[PROVIDED PASSAGE]
= Beginning of Section =

Charles Pachter’s Lese-Majeste

Charles Pachter’s 1972 painting Noblesse Oblige, depicting the queen in regalia taking a salute mounted on a moose, deeply offended not only monarchists, but respectable Canadian opinion. Hence the title of my post. But it has since become an iconic Canadian image. If you don’t know it, you can see it as the thumbnail for my previous post.

A Lucky Acquisition

I have it as a silkscreen print, one of a limited edition of 15. Charles Pachter and I grew up in the same neighbourhood, and his younger brother was a classmate of mine. In the early Seventies, my mother had an art store, so I think she was aware of his work. He and I had one degree of separation, probably five different ways. I remember meeting Pachter at his downtown studio not long after I returned to Canada from graduate study in 1974 and buying his print. I also recall him telling us that his surname referred to his family’s origins in the shtetl Pesht.

= End of Section =

[TASK TO CARRY OUT] Please repeat word for word the part of the Charles Pachter text starting with "A Lucky Acquisition" and going on through "the shtetl Pesht.".

[DATA SUPPLIED]
= Beginning of Section =

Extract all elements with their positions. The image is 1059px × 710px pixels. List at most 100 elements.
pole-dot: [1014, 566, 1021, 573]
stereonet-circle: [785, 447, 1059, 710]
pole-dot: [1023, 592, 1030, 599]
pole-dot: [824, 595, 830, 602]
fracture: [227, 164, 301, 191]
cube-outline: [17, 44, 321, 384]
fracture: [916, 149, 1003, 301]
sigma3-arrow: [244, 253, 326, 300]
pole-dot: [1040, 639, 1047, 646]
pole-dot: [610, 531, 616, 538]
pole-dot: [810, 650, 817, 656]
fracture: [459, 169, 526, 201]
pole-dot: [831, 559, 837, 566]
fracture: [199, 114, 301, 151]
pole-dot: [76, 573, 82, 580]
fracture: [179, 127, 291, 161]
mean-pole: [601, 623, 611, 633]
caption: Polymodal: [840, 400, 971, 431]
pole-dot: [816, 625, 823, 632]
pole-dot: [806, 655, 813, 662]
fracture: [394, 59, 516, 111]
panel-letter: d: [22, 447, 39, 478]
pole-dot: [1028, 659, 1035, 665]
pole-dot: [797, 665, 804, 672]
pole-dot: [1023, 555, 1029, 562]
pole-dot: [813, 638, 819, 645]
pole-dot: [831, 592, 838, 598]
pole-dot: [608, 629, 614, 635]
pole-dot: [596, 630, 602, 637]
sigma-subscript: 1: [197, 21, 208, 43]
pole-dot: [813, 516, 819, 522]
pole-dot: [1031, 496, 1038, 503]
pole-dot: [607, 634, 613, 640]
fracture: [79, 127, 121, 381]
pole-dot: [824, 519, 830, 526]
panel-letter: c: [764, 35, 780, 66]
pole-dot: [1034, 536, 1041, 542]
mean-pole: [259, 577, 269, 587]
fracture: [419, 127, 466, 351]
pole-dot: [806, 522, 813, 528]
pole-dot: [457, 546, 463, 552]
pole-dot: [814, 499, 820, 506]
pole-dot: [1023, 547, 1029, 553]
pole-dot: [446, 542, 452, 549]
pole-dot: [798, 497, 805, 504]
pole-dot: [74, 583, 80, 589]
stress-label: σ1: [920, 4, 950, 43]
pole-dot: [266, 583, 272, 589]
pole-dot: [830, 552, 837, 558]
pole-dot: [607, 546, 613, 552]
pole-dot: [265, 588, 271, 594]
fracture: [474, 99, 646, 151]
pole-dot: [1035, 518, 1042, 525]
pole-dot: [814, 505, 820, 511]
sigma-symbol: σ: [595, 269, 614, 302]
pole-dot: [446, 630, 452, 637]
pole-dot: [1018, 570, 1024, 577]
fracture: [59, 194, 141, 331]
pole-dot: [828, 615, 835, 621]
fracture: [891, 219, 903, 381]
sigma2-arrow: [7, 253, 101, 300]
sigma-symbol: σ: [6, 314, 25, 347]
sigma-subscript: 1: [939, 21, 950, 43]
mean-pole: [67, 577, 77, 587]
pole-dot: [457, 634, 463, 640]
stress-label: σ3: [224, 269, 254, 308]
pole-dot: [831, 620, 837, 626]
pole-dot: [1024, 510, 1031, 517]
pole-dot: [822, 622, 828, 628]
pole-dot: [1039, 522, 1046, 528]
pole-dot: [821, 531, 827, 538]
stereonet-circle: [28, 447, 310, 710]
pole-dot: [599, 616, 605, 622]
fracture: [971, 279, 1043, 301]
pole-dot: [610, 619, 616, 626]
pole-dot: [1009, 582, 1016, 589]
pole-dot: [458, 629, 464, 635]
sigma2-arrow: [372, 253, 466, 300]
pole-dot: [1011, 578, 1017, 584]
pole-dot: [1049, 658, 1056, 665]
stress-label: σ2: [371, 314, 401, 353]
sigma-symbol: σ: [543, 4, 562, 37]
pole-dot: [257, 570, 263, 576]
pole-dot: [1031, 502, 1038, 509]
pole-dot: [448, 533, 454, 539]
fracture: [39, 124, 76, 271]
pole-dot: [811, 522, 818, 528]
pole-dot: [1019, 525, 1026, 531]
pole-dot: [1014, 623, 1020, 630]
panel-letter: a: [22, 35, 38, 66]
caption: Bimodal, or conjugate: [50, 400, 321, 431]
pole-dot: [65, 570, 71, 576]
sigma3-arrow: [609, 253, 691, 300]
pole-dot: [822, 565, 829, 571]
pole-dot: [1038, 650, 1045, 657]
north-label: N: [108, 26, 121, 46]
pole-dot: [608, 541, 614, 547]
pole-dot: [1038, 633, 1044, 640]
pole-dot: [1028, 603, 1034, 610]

= End of Section =

[OUTPUT FOR THIS EXERCISE]
A Lucky Acquisition

I have it as a silkscreen print, one of a limited edition of 15. Charles Pachter and I grew up in the same neighbourhood, and his younger brother was a classmate of mine. In the early Seventies, my mother had an art store, so I think she was aware of his work. He and I had one degree of separation, probably five different ways. I remember meeting Pachter at his downtown studio not long after I returned to Canada from graduate study in 1974 and buying his print. I also recall him telling us that his surname referred to his family’s origins in the shtetl Pesht.